Retype every one of the entries below without changing a single character.

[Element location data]
╭──
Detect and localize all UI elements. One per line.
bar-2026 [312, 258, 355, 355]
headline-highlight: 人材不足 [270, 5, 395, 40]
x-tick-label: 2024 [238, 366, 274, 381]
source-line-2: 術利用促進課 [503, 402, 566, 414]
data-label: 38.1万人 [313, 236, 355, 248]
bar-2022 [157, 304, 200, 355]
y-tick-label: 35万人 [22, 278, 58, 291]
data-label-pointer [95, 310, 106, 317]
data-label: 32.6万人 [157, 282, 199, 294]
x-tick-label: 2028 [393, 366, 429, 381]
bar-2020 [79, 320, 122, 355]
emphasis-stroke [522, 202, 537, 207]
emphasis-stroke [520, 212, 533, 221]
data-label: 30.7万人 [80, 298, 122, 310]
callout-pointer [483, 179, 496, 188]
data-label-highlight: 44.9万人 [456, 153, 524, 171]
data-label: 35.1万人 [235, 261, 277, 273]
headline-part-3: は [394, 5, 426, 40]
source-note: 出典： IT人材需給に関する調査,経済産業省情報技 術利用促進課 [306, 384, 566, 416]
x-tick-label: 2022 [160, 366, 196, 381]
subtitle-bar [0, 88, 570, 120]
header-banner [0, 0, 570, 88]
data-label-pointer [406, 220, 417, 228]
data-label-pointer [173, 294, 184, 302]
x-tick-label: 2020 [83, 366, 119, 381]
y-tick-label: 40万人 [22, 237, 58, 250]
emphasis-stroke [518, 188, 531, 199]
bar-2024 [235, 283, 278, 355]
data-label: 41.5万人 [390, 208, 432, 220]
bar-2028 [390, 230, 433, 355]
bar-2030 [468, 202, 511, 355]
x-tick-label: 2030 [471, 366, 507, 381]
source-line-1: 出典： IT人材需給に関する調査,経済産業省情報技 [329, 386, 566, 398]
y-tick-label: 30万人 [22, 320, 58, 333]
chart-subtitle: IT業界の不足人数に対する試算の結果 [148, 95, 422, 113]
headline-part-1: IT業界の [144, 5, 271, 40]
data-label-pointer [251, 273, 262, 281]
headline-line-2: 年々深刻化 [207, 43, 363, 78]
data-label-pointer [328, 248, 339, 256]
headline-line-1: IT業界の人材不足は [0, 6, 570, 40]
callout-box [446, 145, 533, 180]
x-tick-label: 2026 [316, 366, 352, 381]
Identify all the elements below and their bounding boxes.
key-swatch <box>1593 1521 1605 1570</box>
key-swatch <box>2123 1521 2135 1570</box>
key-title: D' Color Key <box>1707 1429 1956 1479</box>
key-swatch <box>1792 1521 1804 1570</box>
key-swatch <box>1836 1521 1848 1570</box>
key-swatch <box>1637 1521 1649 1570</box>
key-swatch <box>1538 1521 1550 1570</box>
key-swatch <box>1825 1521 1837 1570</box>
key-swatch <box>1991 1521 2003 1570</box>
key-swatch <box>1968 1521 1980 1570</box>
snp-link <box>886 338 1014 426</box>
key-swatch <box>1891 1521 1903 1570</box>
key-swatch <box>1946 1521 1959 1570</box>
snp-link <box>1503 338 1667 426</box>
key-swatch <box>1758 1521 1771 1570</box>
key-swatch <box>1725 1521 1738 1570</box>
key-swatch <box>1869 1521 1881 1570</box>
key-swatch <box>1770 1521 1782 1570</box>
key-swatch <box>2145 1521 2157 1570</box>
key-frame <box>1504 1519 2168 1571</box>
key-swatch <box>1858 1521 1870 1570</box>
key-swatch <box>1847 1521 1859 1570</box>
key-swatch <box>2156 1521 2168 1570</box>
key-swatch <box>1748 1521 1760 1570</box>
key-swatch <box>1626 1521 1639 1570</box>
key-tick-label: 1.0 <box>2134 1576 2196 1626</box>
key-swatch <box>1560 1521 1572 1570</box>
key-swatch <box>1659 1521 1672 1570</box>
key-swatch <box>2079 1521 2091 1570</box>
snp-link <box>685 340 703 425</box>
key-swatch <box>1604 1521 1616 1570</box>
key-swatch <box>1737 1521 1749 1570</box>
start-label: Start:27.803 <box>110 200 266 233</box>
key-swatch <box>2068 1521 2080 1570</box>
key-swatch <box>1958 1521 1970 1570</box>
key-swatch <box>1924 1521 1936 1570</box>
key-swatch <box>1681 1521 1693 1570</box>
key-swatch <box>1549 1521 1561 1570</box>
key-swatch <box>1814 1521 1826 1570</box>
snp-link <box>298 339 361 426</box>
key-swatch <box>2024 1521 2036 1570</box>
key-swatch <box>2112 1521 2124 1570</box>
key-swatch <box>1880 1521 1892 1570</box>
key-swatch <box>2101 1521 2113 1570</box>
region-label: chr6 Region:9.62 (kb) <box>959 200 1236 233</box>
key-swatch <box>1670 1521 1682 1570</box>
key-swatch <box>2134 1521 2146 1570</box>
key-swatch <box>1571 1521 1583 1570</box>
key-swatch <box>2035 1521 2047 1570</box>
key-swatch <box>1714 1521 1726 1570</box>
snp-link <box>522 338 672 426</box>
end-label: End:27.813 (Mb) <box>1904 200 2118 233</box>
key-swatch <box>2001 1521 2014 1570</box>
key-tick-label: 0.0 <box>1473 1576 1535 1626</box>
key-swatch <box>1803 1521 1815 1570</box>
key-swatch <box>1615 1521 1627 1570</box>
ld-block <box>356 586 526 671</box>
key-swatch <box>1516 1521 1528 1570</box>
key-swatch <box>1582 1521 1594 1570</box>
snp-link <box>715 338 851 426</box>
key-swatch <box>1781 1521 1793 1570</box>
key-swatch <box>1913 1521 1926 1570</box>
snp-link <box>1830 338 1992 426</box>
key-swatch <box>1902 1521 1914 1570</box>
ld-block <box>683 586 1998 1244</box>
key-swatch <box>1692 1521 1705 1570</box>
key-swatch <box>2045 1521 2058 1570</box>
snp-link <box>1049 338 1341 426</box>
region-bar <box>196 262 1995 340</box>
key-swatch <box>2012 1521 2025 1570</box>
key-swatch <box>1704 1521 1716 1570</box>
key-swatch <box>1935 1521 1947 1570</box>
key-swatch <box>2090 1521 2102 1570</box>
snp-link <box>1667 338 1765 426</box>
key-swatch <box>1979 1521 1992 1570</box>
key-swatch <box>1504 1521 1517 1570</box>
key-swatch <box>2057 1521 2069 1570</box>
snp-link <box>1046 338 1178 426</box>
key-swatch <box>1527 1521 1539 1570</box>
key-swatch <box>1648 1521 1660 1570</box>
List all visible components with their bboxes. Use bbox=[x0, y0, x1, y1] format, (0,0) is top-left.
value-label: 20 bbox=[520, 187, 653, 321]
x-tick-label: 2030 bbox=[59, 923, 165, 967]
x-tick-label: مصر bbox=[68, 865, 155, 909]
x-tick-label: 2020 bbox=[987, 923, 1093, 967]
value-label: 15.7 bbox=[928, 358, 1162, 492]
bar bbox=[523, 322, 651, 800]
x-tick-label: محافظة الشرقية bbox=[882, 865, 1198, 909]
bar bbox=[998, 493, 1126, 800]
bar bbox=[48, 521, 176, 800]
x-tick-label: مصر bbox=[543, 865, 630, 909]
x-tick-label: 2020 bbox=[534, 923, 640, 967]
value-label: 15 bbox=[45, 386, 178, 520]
╰──
Complete answer:
Detect and localize all UI elements. One per line.
bar-2026 [312, 258, 355, 355]
headline-highlight: 人材不足 [270, 5, 395, 40]
x-tick-label: 2024 [238, 366, 274, 381]
source-line-2: 術利用促進課 [503, 402, 566, 414]
data-label: 38.1万人 [313, 236, 355, 248]
bar-2022 [157, 304, 200, 355]
y-tick-label: 35万人 [22, 278, 58, 291]
data-label-pointer [95, 310, 106, 317]
data-label: 32.6万人 [157, 282, 199, 294]
x-tick-label: 2028 [393, 366, 429, 381]
bar-2020 [79, 320, 122, 355]
emphasis-stroke [522, 202, 537, 207]
emphasis-stroke [520, 212, 533, 221]
data-label: 30.7万人 [80, 298, 122, 310]
callout-pointer [483, 179, 496, 188]
data-label-highlight: 44.9万人 [456, 153, 524, 171]
data-label: 35.1万人 [235, 261, 277, 273]
headline-part-3: は [394, 5, 426, 40]
source-note: 出典： IT人材需給に関する調査,経済産業省情報技 術利用促進課 [306, 384, 566, 416]
x-tick-label: 2022 [160, 366, 196, 381]
subtitle-bar [0, 88, 570, 120]
header-banner [0, 0, 570, 88]
data-label-pointer [406, 220, 417, 228]
data-label-pointer [173, 294, 184, 302]
x-tick-label: 2020 [83, 366, 119, 381]
y-tick-label: 40万人 [22, 237, 58, 250]
emphasis-stroke [518, 188, 531, 199]
bar-2024 [235, 283, 278, 355]
data-label: 41.5万人 [390, 208, 432, 220]
bar-2028 [390, 230, 433, 355]
bar-2030 [468, 202, 511, 355]
x-tick-label: 2030 [471, 366, 507, 381]
source-line-1: 出典： IT人材需給に関する調査,経済産業省情報技 [329, 386, 566, 398]
y-tick-label: 30万人 [22, 320, 58, 333]
chart-subtitle: IT業界の不足人数に対する試算の結果 [148, 95, 422, 113]
headline-part-1: IT業界の [144, 5, 271, 40]
data-label-pointer [251, 273, 262, 281]
headline-line-2: 年々深刻化 [207, 43, 363, 78]
data-label-pointer [328, 248, 339, 256]
headline-line-1: IT業界の人材不足は [0, 6, 570, 40]
callout-box [446, 145, 533, 180]
x-tick-label: 2026 [316, 366, 352, 381]
Identify all the elements below and their bounding boxes.
key-swatch <box>1593 1521 1605 1570</box>
key-swatch <box>2123 1521 2135 1570</box>
key-title: D' Color Key <box>1707 1429 1956 1479</box>
key-swatch <box>1792 1521 1804 1570</box>
key-swatch <box>1836 1521 1848 1570</box>
key-swatch <box>1637 1521 1649 1570</box>
key-swatch <box>1538 1521 1550 1570</box>
key-swatch <box>1825 1521 1837 1570</box>
key-swatch <box>1991 1521 2003 1570</box>
key-swatch <box>1968 1521 1980 1570</box>
snp-link <box>886 338 1014 426</box>
key-swatch <box>1891 1521 1903 1570</box>
key-swatch <box>1946 1521 1959 1570</box>
snp-link <box>1503 338 1667 426</box>
key-swatch <box>1758 1521 1771 1570</box>
key-swatch <box>1725 1521 1738 1570</box>
key-swatch <box>1869 1521 1881 1570</box>
key-swatch <box>1770 1521 1782 1570</box>
key-swatch <box>2145 1521 2157 1570</box>
key-frame <box>1504 1519 2168 1571</box>
key-swatch <box>1858 1521 1870 1570</box>
key-swatch <box>1847 1521 1859 1570</box>
key-swatch <box>2156 1521 2168 1570</box>
key-swatch <box>1748 1521 1760 1570</box>
key-swatch <box>1626 1521 1639 1570</box>
key-tick-label: 1.0 <box>2134 1576 2196 1626</box>
key-swatch <box>1560 1521 1572 1570</box>
key-swatch <box>1659 1521 1672 1570</box>
key-swatch <box>2079 1521 2091 1570</box>
snp-link <box>685 340 703 425</box>
key-swatch <box>1604 1521 1616 1570</box>
key-swatch <box>1737 1521 1749 1570</box>
start-label: Start:27.803 <box>110 200 266 233</box>
key-swatch <box>2068 1521 2080 1570</box>
key-swatch <box>1958 1521 1970 1570</box>
key-swatch <box>1924 1521 1936 1570</box>
key-swatch <box>1681 1521 1693 1570</box>
key-swatch <box>1549 1521 1561 1570</box>
key-swatch <box>1814 1521 1826 1570</box>
snp-link <box>298 339 361 426</box>
key-swatch <box>2024 1521 2036 1570</box>
key-swatch <box>2112 1521 2124 1570</box>
key-swatch <box>1880 1521 1892 1570</box>
key-swatch <box>2101 1521 2113 1570</box>
region-label: chr6 Region:9.62 (kb) <box>959 200 1236 233</box>
key-swatch <box>1670 1521 1682 1570</box>
key-swatch <box>2134 1521 2146 1570</box>
key-swatch <box>1571 1521 1583 1570</box>
key-swatch <box>2035 1521 2047 1570</box>
key-swatch <box>1714 1521 1726 1570</box>
snp-link <box>522 338 672 426</box>
end-label: End:27.813 (Mb) <box>1904 200 2118 233</box>
key-swatch <box>2001 1521 2014 1570</box>
key-tick-label: 0.0 <box>1473 1576 1535 1626</box>
key-swatch <box>1803 1521 1815 1570</box>
key-swatch <box>1615 1521 1627 1570</box>
ld-block <box>356 586 526 671</box>
key-swatch <box>1516 1521 1528 1570</box>
key-swatch <box>1582 1521 1594 1570</box>
snp-link <box>715 338 851 426</box>
key-swatch <box>1781 1521 1793 1570</box>
key-swatch <box>1913 1521 1926 1570</box>
snp-link <box>1830 338 1992 426</box>
key-swatch <box>1902 1521 1914 1570</box>
ld-block <box>683 586 1998 1244</box>
key-swatch <box>1692 1521 1705 1570</box>
key-swatch <box>2045 1521 2058 1570</box>
snp-link <box>1049 338 1341 426</box>
region-bar <box>196 262 1995 340</box>
key-swatch <box>2012 1521 2025 1570</box>
key-swatch <box>1704 1521 1716 1570</box>
key-swatch <box>1935 1521 1947 1570</box>
key-swatch <box>2090 1521 2102 1570</box>
snp-link <box>1667 338 1765 426</box>
key-swatch <box>1979 1521 1992 1570</box>
key-swatch <box>1504 1521 1517 1570</box>
key-swatch <box>2057 1521 2069 1570</box>
snp-link <box>1046 338 1178 426</box>
key-swatch <box>1527 1521 1539 1570</box>
key-swatch <box>1648 1521 1660 1570</box>
List all visible components with their bboxes. Use bbox=[x0, y0, x1, y1] format, (0,0) is top-left.
value-label: 20 bbox=[520, 187, 653, 321]
x-tick-label: 2030 bbox=[59, 923, 165, 967]
x-tick-label: مصر bbox=[68, 865, 155, 909]
x-tick-label: 2020 bbox=[987, 923, 1093, 967]
value-label: 15.7 bbox=[928, 358, 1162, 492]
bar bbox=[523, 322, 651, 800]
x-tick-label: محافظة الشرقية bbox=[882, 865, 1198, 909]
bar bbox=[998, 493, 1126, 800]
bar bbox=[48, 521, 176, 800]
x-tick-label: مصر bbox=[543, 865, 630, 909]
x-tick-label: 2020 bbox=[534, 923, 640, 967]
value-label: 15 bbox=[45, 386, 178, 520]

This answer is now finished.